* **Written task**: Give only the number of lines in the data that include the string "What".

* **Given information**:
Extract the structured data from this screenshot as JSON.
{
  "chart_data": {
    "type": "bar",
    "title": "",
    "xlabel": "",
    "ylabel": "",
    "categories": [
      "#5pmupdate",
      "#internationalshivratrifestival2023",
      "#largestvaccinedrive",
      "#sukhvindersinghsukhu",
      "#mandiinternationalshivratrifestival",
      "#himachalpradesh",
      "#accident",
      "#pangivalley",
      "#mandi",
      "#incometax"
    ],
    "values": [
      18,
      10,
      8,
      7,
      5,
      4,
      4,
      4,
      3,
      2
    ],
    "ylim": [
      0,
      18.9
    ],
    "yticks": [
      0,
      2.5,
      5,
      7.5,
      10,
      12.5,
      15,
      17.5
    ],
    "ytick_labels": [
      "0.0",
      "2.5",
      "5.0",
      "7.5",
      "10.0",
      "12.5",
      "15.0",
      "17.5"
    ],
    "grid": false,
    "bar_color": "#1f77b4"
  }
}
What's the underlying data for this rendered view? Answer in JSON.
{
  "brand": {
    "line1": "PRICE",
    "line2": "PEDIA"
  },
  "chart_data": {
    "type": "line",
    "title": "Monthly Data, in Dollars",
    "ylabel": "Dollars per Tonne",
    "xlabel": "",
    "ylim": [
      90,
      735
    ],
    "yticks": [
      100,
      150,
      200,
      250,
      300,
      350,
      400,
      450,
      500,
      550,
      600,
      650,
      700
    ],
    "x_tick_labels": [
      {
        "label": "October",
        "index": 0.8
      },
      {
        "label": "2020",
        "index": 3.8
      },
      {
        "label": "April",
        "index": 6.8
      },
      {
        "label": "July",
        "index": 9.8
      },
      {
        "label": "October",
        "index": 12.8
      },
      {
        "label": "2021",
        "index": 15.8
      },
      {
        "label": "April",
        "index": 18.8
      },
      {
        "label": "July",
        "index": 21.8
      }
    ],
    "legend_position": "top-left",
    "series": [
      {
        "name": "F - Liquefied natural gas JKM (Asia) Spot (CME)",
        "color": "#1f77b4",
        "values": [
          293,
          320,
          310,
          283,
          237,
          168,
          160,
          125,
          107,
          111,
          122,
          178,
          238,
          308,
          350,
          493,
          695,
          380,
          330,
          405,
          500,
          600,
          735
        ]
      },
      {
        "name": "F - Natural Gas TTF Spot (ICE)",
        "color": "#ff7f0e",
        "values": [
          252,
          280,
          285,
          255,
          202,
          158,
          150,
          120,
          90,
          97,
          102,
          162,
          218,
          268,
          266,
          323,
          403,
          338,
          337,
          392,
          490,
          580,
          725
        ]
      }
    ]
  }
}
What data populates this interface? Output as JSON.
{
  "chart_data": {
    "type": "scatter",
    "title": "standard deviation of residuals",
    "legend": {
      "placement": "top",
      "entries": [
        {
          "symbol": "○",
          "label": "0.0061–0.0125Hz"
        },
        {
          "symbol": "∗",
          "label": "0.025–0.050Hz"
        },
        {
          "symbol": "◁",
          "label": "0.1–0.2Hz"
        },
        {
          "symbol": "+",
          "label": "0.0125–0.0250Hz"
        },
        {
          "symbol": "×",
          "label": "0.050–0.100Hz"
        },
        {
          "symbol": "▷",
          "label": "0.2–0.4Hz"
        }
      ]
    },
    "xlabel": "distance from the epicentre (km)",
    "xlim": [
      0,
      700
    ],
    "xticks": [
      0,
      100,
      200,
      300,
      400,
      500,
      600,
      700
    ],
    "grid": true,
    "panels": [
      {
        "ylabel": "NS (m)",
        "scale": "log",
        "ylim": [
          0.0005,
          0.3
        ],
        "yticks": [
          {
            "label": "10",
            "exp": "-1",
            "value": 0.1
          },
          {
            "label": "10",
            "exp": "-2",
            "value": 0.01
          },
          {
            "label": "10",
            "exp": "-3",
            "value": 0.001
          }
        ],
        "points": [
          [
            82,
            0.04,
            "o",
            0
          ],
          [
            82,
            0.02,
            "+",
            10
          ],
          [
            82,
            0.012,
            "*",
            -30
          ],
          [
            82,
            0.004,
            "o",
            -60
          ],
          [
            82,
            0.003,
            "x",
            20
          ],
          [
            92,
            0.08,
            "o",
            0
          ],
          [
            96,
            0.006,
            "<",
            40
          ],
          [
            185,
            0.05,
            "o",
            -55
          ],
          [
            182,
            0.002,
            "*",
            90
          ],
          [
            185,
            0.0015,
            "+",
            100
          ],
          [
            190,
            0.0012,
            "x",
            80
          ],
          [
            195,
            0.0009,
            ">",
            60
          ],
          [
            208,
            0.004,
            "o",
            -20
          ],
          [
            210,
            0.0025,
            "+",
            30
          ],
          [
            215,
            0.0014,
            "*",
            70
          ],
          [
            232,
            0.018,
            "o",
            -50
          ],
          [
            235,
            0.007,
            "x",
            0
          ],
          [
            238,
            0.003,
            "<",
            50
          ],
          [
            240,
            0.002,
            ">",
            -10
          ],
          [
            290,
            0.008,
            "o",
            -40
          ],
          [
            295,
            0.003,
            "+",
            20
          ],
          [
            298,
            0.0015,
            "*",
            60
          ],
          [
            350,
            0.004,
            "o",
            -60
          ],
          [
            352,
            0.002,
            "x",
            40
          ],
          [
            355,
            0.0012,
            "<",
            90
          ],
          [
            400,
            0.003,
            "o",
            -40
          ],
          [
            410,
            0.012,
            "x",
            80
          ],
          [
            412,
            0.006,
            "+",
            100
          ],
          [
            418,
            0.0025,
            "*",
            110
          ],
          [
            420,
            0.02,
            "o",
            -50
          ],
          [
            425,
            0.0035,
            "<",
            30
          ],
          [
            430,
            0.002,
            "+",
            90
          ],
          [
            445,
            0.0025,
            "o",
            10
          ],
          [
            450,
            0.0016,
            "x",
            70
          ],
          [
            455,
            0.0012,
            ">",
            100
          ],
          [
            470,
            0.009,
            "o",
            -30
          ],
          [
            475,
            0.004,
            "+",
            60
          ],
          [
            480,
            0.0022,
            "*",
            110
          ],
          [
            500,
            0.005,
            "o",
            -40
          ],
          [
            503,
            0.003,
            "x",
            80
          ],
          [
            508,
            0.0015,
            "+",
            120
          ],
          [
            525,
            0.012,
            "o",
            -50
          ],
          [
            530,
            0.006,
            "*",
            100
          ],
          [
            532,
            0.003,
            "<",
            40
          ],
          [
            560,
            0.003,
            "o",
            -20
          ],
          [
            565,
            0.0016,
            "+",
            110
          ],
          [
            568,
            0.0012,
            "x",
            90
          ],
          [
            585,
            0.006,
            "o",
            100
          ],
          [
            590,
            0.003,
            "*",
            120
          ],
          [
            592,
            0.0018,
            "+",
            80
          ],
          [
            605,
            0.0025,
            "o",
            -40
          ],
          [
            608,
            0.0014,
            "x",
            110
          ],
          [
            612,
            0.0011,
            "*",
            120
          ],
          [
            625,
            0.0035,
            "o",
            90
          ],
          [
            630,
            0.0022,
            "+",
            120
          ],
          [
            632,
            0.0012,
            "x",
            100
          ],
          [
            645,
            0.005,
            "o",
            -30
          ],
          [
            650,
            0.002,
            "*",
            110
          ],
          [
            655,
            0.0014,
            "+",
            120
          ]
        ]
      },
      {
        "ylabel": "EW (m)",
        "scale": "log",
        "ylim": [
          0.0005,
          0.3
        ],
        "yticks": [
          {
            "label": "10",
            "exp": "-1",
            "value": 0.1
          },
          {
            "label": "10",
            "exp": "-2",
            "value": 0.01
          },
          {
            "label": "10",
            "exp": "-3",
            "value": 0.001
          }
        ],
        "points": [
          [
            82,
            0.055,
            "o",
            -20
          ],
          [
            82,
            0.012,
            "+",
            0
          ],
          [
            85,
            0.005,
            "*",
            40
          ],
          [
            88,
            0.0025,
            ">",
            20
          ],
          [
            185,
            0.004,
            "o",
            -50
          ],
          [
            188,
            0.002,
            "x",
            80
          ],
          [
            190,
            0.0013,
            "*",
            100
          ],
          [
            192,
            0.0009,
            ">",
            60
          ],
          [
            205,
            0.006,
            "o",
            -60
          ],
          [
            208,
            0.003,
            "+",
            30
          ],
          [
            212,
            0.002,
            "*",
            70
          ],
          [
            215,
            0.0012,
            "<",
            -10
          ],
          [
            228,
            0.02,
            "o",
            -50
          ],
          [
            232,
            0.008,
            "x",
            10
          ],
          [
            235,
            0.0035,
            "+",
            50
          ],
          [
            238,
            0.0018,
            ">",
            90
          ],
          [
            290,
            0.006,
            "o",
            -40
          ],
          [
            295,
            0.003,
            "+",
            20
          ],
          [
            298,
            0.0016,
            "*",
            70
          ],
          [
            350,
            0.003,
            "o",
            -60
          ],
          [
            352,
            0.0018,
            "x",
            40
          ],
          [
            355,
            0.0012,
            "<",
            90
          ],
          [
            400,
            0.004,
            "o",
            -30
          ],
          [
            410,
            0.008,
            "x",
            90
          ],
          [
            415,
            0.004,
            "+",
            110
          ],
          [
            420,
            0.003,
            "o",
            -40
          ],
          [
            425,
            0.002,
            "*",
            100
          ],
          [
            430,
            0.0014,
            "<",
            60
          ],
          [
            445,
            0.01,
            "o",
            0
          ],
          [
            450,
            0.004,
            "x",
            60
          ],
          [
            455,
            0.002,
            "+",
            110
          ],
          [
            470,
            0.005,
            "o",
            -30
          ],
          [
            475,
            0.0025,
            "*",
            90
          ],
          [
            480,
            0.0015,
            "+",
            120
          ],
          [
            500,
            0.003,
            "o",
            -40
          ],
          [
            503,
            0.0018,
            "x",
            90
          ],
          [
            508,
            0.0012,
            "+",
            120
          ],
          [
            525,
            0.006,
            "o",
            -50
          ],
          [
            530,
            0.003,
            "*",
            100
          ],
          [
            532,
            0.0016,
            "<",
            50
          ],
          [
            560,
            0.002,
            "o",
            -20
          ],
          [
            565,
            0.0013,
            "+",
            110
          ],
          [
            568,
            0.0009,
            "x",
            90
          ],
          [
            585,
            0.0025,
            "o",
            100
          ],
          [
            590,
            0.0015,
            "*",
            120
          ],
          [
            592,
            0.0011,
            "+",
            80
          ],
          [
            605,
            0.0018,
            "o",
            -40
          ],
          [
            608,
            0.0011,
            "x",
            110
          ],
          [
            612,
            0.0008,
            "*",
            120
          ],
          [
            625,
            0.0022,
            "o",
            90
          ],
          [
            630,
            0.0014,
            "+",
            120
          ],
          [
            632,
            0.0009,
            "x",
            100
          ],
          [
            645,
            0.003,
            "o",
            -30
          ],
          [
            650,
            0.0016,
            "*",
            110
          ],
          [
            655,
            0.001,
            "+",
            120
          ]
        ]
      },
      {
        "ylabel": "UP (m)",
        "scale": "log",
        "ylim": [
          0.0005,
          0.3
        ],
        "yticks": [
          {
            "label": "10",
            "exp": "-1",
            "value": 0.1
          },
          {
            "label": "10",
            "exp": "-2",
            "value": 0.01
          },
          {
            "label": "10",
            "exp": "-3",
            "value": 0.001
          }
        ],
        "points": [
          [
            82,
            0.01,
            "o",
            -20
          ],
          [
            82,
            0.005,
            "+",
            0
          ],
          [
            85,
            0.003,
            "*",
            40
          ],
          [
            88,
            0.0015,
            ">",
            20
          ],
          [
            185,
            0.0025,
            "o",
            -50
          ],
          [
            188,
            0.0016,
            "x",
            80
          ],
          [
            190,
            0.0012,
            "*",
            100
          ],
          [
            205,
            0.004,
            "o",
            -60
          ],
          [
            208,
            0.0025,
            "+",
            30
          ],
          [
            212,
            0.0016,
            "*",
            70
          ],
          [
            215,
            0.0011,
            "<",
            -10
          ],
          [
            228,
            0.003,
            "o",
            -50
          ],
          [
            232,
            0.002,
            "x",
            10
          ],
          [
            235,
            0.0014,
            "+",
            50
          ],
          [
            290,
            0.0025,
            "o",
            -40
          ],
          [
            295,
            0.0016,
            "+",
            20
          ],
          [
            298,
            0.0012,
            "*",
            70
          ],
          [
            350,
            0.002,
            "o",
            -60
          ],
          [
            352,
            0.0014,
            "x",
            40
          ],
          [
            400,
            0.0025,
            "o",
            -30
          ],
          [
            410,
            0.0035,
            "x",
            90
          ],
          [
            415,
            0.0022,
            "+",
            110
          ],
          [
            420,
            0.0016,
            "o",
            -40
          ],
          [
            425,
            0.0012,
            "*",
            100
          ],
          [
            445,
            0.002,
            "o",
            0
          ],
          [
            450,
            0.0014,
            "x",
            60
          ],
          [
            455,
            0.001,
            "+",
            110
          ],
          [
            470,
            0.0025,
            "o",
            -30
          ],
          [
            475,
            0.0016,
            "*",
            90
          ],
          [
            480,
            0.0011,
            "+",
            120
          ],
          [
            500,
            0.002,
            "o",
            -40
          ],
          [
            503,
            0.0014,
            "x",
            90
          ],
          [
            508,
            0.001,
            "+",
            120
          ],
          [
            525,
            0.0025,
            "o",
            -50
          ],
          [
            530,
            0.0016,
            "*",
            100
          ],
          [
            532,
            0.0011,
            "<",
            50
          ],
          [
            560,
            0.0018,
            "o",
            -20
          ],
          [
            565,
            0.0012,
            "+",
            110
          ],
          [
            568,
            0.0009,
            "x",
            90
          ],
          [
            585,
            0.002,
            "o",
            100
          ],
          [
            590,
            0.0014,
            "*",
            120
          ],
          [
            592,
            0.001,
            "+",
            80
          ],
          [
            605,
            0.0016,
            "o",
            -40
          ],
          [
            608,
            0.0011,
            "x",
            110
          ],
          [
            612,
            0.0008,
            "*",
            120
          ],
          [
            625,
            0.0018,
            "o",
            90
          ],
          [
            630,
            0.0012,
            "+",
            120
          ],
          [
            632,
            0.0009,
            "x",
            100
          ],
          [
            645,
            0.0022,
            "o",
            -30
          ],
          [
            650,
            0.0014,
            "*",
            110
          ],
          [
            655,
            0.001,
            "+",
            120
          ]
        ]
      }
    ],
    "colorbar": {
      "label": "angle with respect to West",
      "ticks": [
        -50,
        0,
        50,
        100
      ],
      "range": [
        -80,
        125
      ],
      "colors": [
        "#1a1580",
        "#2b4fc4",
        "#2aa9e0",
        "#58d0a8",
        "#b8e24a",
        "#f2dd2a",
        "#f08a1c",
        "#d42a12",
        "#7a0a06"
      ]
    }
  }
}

* **Answer to this task**: 2